▸ **Data listing**:
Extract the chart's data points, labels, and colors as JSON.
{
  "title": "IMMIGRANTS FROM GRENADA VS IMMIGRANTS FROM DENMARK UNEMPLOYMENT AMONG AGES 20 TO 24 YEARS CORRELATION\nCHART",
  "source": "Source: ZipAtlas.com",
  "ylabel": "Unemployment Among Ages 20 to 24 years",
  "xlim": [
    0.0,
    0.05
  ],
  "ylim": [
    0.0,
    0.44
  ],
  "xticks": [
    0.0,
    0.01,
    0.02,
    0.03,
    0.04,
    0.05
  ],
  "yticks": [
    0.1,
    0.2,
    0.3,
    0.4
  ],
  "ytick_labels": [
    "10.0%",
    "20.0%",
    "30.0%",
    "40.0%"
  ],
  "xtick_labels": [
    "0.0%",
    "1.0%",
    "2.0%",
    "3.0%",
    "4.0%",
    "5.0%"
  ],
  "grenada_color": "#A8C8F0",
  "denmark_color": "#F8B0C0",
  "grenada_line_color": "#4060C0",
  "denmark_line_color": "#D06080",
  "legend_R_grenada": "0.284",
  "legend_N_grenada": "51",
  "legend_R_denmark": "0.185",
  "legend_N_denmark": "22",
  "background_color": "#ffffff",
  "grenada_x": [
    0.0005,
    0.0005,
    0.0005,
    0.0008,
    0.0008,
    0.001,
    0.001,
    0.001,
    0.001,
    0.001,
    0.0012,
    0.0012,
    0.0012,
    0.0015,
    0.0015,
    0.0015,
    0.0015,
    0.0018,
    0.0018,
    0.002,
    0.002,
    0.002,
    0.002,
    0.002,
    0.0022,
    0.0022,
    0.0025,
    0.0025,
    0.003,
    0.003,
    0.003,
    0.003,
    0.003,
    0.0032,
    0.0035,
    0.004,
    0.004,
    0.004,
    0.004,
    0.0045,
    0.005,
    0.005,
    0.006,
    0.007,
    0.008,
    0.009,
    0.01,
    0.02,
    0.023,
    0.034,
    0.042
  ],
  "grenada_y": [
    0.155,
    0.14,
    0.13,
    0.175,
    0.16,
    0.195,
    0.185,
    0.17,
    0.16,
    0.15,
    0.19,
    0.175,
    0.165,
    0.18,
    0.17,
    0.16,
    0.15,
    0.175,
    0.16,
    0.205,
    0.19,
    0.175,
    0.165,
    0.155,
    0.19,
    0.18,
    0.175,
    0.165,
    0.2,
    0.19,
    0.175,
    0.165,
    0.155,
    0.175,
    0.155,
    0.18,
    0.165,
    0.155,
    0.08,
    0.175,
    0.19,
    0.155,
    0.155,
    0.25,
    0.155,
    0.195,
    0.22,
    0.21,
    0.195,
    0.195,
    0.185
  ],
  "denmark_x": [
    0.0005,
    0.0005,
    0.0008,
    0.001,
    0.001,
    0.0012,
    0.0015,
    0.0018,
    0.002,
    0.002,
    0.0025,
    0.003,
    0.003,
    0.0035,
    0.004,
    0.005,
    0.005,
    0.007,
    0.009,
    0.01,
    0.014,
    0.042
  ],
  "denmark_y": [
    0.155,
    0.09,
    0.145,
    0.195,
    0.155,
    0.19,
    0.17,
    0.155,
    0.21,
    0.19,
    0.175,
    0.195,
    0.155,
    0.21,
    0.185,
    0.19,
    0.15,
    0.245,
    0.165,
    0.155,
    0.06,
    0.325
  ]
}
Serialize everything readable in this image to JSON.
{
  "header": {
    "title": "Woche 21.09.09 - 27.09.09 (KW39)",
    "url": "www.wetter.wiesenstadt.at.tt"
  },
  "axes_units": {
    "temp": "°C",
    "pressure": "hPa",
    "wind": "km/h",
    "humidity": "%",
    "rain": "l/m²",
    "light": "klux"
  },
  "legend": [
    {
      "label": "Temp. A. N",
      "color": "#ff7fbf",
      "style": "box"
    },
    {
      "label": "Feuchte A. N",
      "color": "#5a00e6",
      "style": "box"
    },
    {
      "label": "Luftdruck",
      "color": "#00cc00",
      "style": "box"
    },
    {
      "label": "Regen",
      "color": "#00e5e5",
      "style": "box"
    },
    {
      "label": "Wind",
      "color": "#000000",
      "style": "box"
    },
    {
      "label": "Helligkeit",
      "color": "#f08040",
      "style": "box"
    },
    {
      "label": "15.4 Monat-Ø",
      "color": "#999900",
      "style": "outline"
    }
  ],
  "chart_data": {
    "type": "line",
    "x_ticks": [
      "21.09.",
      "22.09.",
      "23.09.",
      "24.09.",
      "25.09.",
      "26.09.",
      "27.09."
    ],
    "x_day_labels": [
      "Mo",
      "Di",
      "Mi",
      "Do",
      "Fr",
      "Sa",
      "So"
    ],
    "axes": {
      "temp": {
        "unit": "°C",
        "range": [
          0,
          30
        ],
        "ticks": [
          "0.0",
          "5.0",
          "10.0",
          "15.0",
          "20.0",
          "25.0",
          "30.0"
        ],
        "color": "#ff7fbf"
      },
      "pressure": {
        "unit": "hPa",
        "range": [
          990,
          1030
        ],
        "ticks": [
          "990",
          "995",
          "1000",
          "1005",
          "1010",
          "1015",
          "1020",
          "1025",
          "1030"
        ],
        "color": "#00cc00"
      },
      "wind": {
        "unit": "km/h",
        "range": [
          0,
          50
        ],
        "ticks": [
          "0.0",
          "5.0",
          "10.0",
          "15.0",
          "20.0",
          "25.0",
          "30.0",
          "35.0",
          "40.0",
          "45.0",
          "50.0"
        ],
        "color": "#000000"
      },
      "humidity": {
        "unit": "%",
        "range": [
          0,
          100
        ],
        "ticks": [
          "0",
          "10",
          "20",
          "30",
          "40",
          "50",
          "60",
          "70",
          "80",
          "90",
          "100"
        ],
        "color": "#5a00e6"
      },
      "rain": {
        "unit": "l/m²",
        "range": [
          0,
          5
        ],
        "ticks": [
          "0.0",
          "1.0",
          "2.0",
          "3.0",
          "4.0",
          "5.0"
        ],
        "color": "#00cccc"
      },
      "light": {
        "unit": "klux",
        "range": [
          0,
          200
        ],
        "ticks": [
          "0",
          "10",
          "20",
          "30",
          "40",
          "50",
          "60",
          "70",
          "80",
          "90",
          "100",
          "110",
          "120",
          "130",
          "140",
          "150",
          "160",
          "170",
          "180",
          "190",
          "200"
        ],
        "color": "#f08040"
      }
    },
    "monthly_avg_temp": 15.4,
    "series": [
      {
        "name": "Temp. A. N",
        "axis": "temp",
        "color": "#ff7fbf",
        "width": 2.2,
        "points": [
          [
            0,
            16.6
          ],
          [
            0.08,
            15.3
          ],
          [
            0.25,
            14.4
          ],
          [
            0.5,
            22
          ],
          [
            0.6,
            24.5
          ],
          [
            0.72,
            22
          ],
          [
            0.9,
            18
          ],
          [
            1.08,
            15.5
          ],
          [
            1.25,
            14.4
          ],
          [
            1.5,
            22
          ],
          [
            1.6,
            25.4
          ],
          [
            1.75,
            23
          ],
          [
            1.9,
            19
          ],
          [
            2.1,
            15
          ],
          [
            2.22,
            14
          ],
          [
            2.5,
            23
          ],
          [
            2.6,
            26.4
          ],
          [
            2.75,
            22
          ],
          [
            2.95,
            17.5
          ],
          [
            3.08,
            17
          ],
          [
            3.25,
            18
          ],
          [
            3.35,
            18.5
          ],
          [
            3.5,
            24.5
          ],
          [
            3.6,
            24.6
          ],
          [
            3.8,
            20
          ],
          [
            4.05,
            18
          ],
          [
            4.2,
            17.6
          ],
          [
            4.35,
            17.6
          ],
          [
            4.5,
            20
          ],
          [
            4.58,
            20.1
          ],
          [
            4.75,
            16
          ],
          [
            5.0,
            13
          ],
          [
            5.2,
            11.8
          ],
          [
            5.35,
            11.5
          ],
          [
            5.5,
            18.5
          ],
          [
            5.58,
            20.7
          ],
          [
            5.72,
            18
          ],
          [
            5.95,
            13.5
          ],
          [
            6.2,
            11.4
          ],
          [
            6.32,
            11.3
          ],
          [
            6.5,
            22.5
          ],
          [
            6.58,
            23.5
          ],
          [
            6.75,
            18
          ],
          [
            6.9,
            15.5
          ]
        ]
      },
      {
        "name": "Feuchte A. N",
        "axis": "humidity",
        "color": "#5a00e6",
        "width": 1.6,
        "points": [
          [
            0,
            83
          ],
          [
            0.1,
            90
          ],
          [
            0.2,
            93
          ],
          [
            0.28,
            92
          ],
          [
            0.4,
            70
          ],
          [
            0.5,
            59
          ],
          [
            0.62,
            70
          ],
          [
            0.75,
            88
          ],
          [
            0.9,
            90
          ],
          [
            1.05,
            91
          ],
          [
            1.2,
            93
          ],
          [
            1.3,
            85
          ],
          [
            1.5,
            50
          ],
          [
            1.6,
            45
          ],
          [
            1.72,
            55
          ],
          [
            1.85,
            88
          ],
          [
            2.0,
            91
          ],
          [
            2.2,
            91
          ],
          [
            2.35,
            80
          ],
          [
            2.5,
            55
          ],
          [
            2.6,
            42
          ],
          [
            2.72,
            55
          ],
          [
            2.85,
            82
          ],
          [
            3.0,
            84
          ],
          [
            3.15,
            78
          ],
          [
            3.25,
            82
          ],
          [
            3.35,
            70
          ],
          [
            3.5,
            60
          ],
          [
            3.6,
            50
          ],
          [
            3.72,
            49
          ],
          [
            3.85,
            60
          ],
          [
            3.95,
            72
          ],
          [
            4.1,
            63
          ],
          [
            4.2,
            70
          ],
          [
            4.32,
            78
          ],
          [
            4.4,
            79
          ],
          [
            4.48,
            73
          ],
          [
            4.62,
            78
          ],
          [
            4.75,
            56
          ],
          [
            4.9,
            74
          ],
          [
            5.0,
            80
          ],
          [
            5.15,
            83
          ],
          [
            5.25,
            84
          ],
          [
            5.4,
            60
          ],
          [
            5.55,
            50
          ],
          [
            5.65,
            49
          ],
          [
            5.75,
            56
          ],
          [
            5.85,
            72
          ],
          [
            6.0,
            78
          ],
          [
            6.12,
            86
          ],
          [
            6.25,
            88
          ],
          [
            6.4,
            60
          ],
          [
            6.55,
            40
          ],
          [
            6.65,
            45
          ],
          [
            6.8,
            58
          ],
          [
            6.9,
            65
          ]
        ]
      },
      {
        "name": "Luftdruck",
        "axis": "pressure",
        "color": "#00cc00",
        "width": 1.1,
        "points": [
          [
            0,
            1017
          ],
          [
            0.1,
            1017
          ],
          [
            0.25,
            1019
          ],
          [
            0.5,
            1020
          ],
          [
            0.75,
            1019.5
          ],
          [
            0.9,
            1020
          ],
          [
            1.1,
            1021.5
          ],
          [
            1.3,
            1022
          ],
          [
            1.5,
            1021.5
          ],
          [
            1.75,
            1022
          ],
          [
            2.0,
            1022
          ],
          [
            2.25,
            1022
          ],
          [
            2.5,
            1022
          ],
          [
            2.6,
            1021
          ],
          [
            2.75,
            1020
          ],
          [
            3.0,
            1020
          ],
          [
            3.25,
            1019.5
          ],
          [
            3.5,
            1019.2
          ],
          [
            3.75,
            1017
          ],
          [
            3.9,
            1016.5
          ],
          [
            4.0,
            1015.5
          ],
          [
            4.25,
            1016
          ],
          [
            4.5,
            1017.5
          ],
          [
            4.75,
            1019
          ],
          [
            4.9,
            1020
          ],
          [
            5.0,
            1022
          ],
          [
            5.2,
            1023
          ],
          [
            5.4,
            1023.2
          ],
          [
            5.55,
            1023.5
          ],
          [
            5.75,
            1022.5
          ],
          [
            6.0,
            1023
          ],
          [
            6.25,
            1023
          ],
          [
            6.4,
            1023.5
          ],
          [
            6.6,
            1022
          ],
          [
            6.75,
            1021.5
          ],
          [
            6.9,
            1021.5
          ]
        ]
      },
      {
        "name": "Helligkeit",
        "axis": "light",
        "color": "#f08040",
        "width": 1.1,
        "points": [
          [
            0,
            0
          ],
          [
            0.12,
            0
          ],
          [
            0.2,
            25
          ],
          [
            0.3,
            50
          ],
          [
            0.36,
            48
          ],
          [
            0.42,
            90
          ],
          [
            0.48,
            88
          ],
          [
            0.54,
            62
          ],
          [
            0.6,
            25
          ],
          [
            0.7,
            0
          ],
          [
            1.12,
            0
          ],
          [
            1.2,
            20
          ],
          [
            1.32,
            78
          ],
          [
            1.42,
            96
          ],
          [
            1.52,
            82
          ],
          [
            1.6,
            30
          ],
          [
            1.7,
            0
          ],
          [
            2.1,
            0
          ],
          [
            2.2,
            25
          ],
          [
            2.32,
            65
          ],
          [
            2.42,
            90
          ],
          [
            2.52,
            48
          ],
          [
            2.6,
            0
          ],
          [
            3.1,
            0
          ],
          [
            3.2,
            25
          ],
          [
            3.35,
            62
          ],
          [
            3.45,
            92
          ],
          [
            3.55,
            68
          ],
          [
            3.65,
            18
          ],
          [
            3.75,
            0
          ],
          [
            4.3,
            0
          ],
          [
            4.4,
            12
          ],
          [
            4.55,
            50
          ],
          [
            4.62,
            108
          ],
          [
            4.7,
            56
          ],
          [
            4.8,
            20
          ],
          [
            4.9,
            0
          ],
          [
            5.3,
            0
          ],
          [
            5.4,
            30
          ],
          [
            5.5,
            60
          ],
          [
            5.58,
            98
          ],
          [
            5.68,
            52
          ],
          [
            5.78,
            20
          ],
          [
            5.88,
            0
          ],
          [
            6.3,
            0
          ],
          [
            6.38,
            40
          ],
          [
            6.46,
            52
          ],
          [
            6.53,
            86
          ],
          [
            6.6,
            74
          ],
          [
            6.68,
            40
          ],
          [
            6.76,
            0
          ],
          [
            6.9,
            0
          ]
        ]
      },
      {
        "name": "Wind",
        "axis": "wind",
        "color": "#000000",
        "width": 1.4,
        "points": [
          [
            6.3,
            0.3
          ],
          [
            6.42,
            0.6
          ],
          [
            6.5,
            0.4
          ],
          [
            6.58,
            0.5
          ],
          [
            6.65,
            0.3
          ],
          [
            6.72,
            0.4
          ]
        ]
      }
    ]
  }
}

▸ **Work to be completed**:
Pull out every line above that holds the word "JSON".

▸ **Answer to this problem**:
Extract the chart's data points, labels, and colors as JSON.
Serialize everything readable in this image to JSON.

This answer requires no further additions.